* **DATASET ENTRIES**
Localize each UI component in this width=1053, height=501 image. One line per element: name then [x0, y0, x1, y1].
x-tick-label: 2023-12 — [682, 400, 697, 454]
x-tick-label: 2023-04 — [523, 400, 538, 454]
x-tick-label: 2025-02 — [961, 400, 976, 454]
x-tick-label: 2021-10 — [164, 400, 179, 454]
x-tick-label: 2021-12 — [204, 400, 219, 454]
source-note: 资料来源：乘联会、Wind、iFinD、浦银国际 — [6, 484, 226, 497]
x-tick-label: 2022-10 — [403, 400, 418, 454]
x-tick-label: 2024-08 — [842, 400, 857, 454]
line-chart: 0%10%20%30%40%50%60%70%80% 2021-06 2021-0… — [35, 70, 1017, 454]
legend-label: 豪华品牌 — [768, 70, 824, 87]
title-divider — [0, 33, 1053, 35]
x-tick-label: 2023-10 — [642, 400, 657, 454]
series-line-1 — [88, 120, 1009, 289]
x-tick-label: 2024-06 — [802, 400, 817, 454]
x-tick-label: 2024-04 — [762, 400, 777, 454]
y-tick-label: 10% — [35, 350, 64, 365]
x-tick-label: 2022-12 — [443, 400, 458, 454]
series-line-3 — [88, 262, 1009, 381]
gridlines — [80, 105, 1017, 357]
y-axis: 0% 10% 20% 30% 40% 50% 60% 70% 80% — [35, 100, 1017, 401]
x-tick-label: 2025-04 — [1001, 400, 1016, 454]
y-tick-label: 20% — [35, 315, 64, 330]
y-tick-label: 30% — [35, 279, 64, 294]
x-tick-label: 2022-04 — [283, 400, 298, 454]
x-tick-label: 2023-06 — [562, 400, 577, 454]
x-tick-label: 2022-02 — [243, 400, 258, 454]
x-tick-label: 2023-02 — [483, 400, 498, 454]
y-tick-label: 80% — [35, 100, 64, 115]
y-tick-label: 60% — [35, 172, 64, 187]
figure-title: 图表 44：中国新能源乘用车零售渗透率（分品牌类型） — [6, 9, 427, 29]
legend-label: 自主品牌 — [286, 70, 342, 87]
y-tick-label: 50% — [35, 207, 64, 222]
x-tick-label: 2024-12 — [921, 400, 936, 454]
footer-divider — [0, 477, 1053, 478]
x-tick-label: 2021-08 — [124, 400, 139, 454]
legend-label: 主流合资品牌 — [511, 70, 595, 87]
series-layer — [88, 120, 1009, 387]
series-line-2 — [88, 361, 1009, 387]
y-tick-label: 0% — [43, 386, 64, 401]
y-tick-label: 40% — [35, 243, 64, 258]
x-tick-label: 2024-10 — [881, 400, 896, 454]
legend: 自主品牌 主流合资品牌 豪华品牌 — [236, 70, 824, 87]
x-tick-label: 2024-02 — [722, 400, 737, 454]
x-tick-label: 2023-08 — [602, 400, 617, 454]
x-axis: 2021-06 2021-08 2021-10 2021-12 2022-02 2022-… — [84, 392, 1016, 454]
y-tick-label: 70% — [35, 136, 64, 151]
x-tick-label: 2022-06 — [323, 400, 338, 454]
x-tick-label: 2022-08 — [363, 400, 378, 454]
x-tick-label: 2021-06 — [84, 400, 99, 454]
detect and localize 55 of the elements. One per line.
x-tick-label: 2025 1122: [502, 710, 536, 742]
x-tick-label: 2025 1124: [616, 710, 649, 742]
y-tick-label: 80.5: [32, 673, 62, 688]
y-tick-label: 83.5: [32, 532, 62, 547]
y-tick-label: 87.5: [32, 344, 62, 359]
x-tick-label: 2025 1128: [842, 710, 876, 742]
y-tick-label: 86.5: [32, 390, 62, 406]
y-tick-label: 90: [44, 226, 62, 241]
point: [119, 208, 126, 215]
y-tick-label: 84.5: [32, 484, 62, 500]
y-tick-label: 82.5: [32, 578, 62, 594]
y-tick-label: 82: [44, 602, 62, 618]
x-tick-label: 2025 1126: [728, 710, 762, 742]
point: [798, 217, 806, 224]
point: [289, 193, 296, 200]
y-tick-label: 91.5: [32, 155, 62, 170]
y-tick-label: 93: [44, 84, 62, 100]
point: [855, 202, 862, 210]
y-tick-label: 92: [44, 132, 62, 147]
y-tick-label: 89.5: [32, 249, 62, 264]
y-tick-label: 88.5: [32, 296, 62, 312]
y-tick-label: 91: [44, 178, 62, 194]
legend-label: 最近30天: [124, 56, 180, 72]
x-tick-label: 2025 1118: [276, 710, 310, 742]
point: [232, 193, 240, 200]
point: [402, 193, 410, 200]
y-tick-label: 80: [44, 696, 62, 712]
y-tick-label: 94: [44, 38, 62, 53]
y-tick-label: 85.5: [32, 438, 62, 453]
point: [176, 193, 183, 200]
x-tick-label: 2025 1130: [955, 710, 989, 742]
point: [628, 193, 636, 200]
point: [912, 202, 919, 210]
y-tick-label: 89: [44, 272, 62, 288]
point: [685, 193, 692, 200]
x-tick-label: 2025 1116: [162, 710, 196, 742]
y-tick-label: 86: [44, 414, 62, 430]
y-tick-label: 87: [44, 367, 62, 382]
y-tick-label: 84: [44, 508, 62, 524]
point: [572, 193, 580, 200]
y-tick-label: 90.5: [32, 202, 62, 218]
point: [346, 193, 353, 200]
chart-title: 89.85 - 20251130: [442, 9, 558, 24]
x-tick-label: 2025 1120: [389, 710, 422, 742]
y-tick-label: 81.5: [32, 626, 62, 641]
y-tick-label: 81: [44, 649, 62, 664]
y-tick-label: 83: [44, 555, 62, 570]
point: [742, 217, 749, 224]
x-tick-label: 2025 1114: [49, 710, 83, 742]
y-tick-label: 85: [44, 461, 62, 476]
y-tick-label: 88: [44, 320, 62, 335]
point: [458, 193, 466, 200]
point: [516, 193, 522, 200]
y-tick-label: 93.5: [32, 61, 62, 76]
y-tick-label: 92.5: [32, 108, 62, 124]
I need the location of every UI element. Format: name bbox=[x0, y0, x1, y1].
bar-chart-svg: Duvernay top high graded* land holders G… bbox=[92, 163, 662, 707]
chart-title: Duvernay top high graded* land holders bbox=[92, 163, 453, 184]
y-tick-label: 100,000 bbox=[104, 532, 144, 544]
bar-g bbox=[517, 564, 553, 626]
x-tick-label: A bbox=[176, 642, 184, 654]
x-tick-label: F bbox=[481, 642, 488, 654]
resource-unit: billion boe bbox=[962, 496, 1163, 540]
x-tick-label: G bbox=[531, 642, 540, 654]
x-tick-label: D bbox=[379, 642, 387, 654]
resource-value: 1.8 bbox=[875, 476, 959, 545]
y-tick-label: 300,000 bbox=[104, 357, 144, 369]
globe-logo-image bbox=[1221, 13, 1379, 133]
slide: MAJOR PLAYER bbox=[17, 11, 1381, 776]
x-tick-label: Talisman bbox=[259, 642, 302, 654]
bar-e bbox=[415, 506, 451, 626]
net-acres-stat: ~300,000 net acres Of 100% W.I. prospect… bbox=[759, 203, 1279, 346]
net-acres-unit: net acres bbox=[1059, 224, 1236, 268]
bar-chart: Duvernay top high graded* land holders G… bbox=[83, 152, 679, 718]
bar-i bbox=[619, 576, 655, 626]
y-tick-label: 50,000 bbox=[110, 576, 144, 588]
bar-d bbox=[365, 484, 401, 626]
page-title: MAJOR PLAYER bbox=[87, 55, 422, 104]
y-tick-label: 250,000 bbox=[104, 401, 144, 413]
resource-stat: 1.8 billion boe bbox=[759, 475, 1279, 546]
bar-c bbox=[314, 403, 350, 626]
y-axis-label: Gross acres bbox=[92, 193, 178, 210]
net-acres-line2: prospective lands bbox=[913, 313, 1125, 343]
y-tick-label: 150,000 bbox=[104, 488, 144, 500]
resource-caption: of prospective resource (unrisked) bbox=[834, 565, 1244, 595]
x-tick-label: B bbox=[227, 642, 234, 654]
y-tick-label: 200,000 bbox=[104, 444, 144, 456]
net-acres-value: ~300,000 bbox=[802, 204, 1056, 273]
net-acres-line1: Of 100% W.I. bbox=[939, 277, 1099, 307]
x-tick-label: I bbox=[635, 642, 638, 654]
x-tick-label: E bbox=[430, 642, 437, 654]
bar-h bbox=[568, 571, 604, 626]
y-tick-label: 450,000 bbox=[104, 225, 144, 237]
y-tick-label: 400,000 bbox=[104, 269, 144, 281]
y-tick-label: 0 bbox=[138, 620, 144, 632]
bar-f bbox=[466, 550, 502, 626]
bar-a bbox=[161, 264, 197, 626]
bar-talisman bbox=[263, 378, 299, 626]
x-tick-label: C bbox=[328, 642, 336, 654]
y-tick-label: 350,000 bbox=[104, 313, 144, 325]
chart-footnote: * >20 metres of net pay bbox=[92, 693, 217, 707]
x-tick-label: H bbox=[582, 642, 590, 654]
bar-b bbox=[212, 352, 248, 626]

* **PROBLEM**
Lay out the lines of the records as a numbered list, skipping any blank lines. Begin with the first line and stop after the line that contains "x-tick-label: 2024-08 — [842, 400, 857, 454]", including both.

* **SOLUTION TO THIS TASK**
1. Localize each UI component in this width=1053, height=501 image. One line per element: name then [x0, y0, x1, y1].
2. x-tick-label: 2023-12 — [682, 400, 697, 454]
3. x-tick-label: 2023-04 — [523, 400, 538, 454]
4. x-tick-label: 2025-02 — [961, 400, 976, 454]
5. x-tick-label: 2021-10 — [164, 400, 179, 454]
6. x-tick-label: 2021-12 — [204, 400, 219, 454]
7. source-note: 资料来源：乘联会、Wind、iFinD、浦银国际 — [6, 484, 226, 497]
8. x-tick-label: 2022-10 — [403, 400, 418, 454]
9. x-tick-label: 2024-08 — [842, 400, 857, 454]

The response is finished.